## Document segment
84. The Snare of Misplaced Trust (4)

Hymns: RHC 256 The Bible Stands 280 He Is Able to Deliver Thee 401 Yield Not to Temptation

Isaiah 30

27 Behold, the name of the LORD cometh from far, burning with his anger, and the burden thereof is heavy: his lips are full of indignation, and his tongue as a devouring fire: 28 And his breath, as an overflowing stream, shall reach to the midst of the neck, to sift the nations with the sieve of vanity: and there shall be a bridle in the jaws of the people, causing them to err. 29 Ye shall have a song, as in the night when a holy solemnity is kept; and gladness of heart, as when one goeth with a pipe to come into the mountain of the LORD, to the mighty One of Israel. 30 And the LORD shall cause his glorious voice to be heard, and shall shew the lighting down of his arm, with the indignation of his anger, and with the flame of a devouring fire, with scattering, and tempest, and hailstones. 31 For through the voice of the LORD shall the Assyrian be beaten down, which smote with a rod. 32 And in every place where the grounded staff shall pass, which the LORD shall lay upon him, it shall be with tabrets and harps: and in battles of shaking will he fight with it. 33 For Tophet isordained of old; yea, for the king it is prepared; he hath made it deep and large: the pile thereof is fire and much wood; the breath of the LORD, like a stream of brimstone, doth kindle it.

## Source data
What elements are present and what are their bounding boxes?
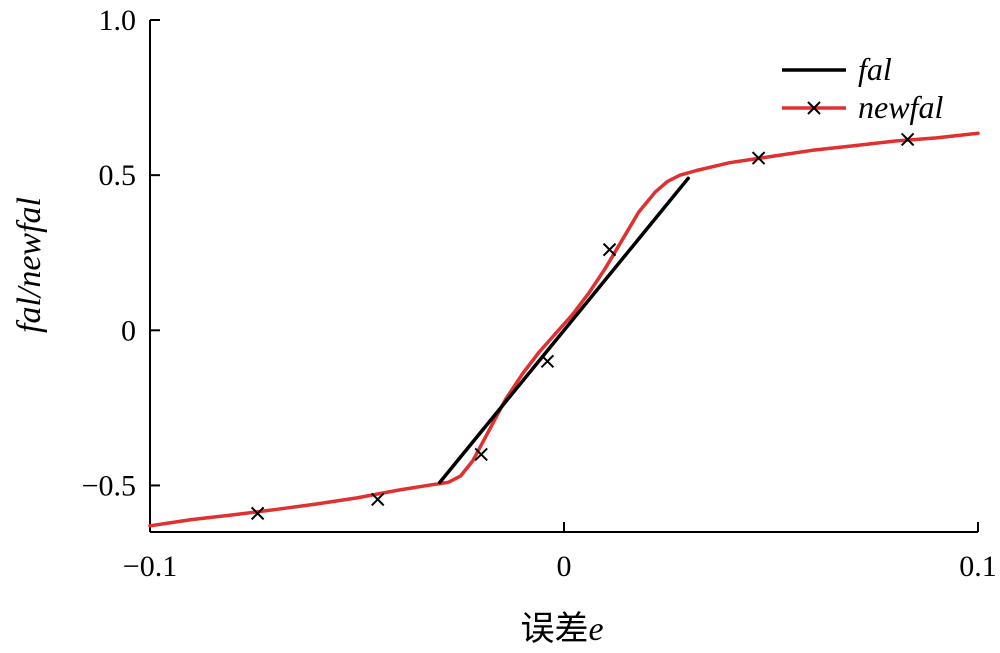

## Set exercise 1
Summarize the Isaiah 30 passage in two sentences.
## Set exercise 2
Resume the Isaiah 30 passage after its final sentence.
The listing has no connection to the Isaiah 30 passage.

## Exercise response 1
The name of the LORD comes from far, burning with anger, and his breath will sift the nations, while his people will have a song and gladness of heart as on a night when a holy solemnity is kept. His voice will beat down the Assyrian amid tabrets and harps, and Tophet, made deep and large for the king, is kindled by the breath of the LORD like a stream of brimstone.

## Exercise response 2
The Snare of Misplaced Trust (4)

OUTLINE

  • Confidence in the World (v1-7)
  • Contempt of God’s Word (v8-17)
  • God’s Mercy Still Extended (v18-26)
  • God’s Wrath and His People’s Joy (v27-33)

Continue…

(4) God’s Wrath and His People’s Joy

27 Behold, the name of the LORD cometh from far, burning with his anger, and the burden thereof is heavy: his lips are full of indignation, and his tongue as a devouring fire: 

This terrible prediction of the ruin of the Assyrian army, though it is a threatening to them, is part of the promise to the Israel of God, that God would not only punish the Assyrians for the mischief they had done to the Israel of God, but would disable and deter them from doing the like again; and this prediction, which would now shortly be accomplished, would ratify and confirm the foregoing promises, which should be accomplished in the latter days. [Matthew Henry]

God Almighty angry, and coming forth in anger against the Assyrians. 

He is here introduced in all the power and all the terror of His wrath (v27). The name of the LORD, which the Assyrians disdain and set at a distance from them, as if they were out of its reach and it could do them no harm, behold, it comes from far.

A messenger in the name of the LORD comes from as far off as heaven itself. He is a messenger of wrath, burning with his anger. God’s lips are full of indignation at the blasphemy of Rabshakeh, who compared the God of Israel with the gods of the heathen; His tongue is as a devouring fire, for He can speak his proud enemies to ruin.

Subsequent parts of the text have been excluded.